TASK TO COMPLETE
All of the material below is to be retyped exactly.

INPUT FOR THIS TASK

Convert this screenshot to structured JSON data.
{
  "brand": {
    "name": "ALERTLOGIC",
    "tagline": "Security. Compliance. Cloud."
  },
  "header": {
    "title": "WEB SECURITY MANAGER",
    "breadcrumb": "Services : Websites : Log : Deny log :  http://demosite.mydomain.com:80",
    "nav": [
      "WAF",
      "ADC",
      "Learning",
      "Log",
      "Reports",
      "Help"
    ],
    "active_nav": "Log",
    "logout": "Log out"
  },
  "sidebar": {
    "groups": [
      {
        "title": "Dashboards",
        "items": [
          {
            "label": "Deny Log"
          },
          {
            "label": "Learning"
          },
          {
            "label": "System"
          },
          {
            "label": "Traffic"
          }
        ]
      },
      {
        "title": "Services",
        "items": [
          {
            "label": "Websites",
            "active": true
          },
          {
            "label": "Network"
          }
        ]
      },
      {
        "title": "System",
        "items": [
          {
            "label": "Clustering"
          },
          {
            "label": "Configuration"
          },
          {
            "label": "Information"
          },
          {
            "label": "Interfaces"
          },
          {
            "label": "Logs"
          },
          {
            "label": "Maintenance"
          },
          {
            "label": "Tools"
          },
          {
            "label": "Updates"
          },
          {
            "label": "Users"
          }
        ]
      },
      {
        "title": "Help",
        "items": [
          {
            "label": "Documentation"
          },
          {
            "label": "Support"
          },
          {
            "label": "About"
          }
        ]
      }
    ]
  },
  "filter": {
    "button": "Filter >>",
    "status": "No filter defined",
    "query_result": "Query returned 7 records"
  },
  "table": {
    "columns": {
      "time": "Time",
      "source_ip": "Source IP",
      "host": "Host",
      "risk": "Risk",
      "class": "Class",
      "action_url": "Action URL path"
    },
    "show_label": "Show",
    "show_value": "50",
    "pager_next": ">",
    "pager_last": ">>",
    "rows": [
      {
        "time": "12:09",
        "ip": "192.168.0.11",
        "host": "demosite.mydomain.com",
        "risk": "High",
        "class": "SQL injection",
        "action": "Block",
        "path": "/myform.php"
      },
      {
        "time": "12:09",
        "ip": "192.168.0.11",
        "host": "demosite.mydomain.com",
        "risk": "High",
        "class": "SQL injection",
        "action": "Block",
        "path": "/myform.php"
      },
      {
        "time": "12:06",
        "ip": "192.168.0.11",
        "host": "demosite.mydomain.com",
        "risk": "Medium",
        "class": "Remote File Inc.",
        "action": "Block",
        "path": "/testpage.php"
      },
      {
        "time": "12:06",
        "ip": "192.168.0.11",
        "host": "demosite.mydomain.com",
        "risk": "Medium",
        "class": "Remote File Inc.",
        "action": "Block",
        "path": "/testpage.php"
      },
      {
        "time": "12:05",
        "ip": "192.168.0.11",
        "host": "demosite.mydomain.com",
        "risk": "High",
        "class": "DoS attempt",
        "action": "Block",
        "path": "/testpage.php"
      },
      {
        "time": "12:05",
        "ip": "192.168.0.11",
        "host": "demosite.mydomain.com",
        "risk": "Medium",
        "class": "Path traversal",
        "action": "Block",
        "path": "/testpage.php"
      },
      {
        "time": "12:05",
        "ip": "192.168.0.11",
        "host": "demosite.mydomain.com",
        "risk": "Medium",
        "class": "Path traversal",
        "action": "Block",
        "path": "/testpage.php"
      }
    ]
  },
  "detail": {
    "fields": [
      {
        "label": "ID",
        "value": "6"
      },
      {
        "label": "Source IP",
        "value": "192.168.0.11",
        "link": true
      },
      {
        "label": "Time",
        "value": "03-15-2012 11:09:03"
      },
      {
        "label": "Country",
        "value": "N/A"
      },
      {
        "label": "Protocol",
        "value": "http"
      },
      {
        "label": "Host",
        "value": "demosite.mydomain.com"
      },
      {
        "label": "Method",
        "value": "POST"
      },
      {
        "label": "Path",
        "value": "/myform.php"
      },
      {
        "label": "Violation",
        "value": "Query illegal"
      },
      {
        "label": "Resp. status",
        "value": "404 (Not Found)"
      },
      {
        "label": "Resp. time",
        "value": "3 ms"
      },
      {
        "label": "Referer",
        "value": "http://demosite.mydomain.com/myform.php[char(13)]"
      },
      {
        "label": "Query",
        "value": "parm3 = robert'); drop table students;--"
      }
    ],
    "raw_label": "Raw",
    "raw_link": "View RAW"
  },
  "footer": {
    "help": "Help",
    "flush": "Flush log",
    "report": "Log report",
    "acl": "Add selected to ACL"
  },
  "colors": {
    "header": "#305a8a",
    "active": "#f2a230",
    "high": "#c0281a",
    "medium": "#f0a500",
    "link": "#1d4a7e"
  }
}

EXERCISE ANSWER
Convert this screenshot to structured JSON data.
{
  "brand": {
    "name": "ALERTLOGIC",
    "tagline": "Security. Compliance. Cloud."
  },
  "header": {
    "title": "WEB SECURITY MANAGER",
    "breadcrumb": "Services : Websites : Log : Deny log :  http://demosite.mydomain.com:80",
    "nav": [
      "WAF",
      "ADC",
      "Learning",
      "Log",
      "Reports",
      "Help"
    ],
    "active_nav": "Log",
    "logout": "Log out"
  },
  "sidebar": {
    "groups": [
      {
        "title": "Dashboards",
        "items": [
          {
            "label": "Deny Log"
          },
          {
            "label": "Learning"
          },
          {
            "label": "System"
          },
          {
            "label": "Traffic"
          }
        ]
      },
      {
        "title": "Services",
        "items": [
          {
            "label": "Websites",
            "active": true
          },
          {
            "label": "Network"
          }
        ]
      },
      {
        "title": "System",
        "items": [
          {
            "label": "Clustering"
          },
          {
            "label": "Configuration"
          },
          {
            "label": "Information"
          },
          {
            "label": "Interfaces"
          },
          {
            "label": "Logs"
          },
          {
            "label": "Maintenance"
          },
          {
            "label": "Tools"
          },
          {
            "label": "Updates"
          },
          {
            "label": "Users"
          }
        ]
      },
      {
        "title": "Help",
        "items": [
          {
            "label": "Documentation"
          },
          {
            "label": "Support"
          },
          {
            "label": "About"
          }
        ]
      }
    ]
  },
  "filter": {
    "button": "Filter >>",
    "status": "No filter defined",
    "query_result": "Query returned 7 records"
  },
  "table": {
    "columns": {
      "time": "Time",
      "source_ip": "Source IP",
      "host": "Host",
      "risk": "Risk",
      "class": "Class",
      "action_url": "Action URL path"
    },
    "show_label": "Show",
    "show_value": "50",
    "pager_next": ">",
    "pager_last": ">>",
    "rows": [
      {
        "time": "12:09",
        "ip": "192.168.0.11",
        "host": "demosite.mydomain.com",
        "risk": "High",
        "class": "SQL injection",
        "action": "Block",
        "path": "/myform.php"
      },
      {
        "time": "12:09",
        "ip": "192.168.0.11",
        "host": "demosite.mydomain.com",
        "risk": "High",
        "class": "SQL injection",
        "action": "Block",
        "path": "/myform.php"
      },
      {
        "time": "12:06",
        "ip": "192.168.0.11",
        "host": "demosite.mydomain.com",
        "risk": "Medium",
        "class": "Remote File Inc.",
        "action": "Block",
        "path": "/testpage.php"
      },
      {
        "time": "12:06",
        "ip": "192.168.0.11",
        "host": "demosite.mydomain.com",
        "risk": "Medium",
        "class": "Remote File Inc.",
        "action": "Block",
        "path": "/testpage.php"
      },
      {
        "time": "12:05",
        "ip": "192.168.0.11",
        "host": "demosite.mydomain.com",
        "risk": "High",
        "class": "DoS attempt",
        "action": "Block",
        "path": "/testpage.php"
      },
      {
        "time": "12:05",
        "ip": "192.168.0.11",
        "host": "demosite.mydomain.com",
        "risk": "Medium",
        "class": "Path traversal",
        "action": "Block",
        "path": "/testpage.php"
      },
      {
        "time": "12:05",
        "ip": "192.168.0.11",
        "host": "demosite.mydomain.com",
        "risk": "Medium",
        "class": "Path traversal",
        "action": "Block",
        "path": "/testpage.php"
      }
    ]
  },
  "detail": {
    "fields": [
      {
        "label": "ID",
        "value": "6"
      },
      {
        "label": "Source IP",
        "value": "192.168.0.11",
        "link": true
      },
      {
        "label": "Time",
        "value": "03-15-2012 11:09:03"
      },
      {
        "label": "Country",
        "value": "N/A"
      },
      {
        "label": "Protocol",
        "value": "http"
      },
      {
        "label": "Host",
        "value": "demosite.mydomain.com"
      },
      {
        "label": "Method",
        "value": "POST"
      },
      {
        "label": "Path",
        "value": "/myform.php"
      },
      {
        "label": "Violation",
        "value": "Query illegal"
      },
      {
        "label": "Resp. status",
        "value": "404 (Not Found)"
      },
      {
        "label": "Resp. time",
        "value": "3 ms"
      },
      {
        "label": "Referer",
        "value": "http://demosite.mydomain.com/myform.php[char(13)]"
      },
      {
        "label": "Query",
        "value": "parm3 = robert'); drop table students;--"
      }
    ],
    "raw_label": "Raw",
    "raw_link": "View RAW"
  },
  "footer": {
    "help": "Help",
    "flush": "Flush log",
    "report": "Log report",
    "acl": "Add selected to ACL"
  },
  "colors": {
    "header": "#305a8a",
    "active": "#f2a230",
    "high": "#c0281a",
    "medium": "#f0a500",
    "link": "#1d4a7e"
  }
}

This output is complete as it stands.